[start of DATASET]
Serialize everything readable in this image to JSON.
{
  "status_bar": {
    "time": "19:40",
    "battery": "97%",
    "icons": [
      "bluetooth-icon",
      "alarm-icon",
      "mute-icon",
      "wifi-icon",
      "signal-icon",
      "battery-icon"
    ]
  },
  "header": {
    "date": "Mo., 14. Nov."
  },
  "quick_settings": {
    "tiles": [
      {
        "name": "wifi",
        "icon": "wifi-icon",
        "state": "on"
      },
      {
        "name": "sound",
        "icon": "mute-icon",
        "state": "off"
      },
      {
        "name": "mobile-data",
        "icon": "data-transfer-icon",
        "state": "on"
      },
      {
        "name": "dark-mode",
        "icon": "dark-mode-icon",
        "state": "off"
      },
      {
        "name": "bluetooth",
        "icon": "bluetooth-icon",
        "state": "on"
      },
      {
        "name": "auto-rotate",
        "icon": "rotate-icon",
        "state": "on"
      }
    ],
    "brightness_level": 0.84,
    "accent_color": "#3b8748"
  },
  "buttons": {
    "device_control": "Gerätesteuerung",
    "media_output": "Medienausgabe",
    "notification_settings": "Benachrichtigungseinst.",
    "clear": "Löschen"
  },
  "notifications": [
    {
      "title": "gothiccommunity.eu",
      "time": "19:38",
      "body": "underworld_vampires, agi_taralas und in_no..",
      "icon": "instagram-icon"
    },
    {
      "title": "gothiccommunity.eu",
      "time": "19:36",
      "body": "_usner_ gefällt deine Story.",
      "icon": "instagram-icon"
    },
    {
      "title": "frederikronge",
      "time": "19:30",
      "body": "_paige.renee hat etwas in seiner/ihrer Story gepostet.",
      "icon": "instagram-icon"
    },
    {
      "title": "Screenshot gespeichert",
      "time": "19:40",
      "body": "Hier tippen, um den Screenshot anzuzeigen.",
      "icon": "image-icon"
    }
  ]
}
[end of DATASET]
● DESCRIPTION OF THE TASK
Transcribe the whole listing exactly.

● CORRECT ANSWER
Serialize everything readable in this image to JSON.
{
  "status_bar": {
    "time": "19:40",
    "battery": "97%",
    "icons": [
      "bluetooth-icon",
      "alarm-icon",
      "mute-icon",
      "wifi-icon",
      "signal-icon",
      "battery-icon"
    ]
  },
  "header": {
    "date": "Mo., 14. Nov."
  },
  "quick_settings": {
    "tiles": [
      {
        "name": "wifi",
        "icon": "wifi-icon",
        "state": "on"
      },
      {
        "name": "sound",
        "icon": "mute-icon",
        "state": "off"
      },
      {
        "name": "mobile-data",
        "icon": "data-transfer-icon",
        "state": "on"
      },
      {
        "name": "dark-mode",
        "icon": "dark-mode-icon",
        "state": "off"
      },
      {
        "name": "bluetooth",
        "icon": "bluetooth-icon",
        "state": "on"
      },
      {
        "name": "auto-rotate",
        "icon": "rotate-icon",
        "state": "on"
      }
    ],
    "brightness_level": 0.84,
    "accent_color": "#3b8748"
  },
  "buttons": {
    "device_control": "Gerätesteuerung",
    "media_output": "Medienausgabe",
    "notification_settings": "Benachrichtigungseinst.",
    "clear": "Löschen"
  },
  "notifications": [
    {
      "title": "gothiccommunity.eu",
      "time": "19:38",
      "body": "underworld_vampires, agi_taralas und in_no..",
      "icon": "instagram-icon"
    },
    {
      "title": "gothiccommunity.eu",
      "time": "19:36",
      "body": "_usner_ gefällt deine Story.",
      "icon": "instagram-icon"
    },
    {
      "title": "frederikronge",
      "time": "19:30",
      "body": "_paige.renee hat etwas in seiner/ihrer Story gepostet.",
      "icon": "instagram-icon"
    },
    {
      "title": "Screenshot gespeichert",
      "time": "19:40",
      "body": "Hier tippen, um den Screenshot anzuzeigen.",
      "icon": "image-icon"
    }
  ]
}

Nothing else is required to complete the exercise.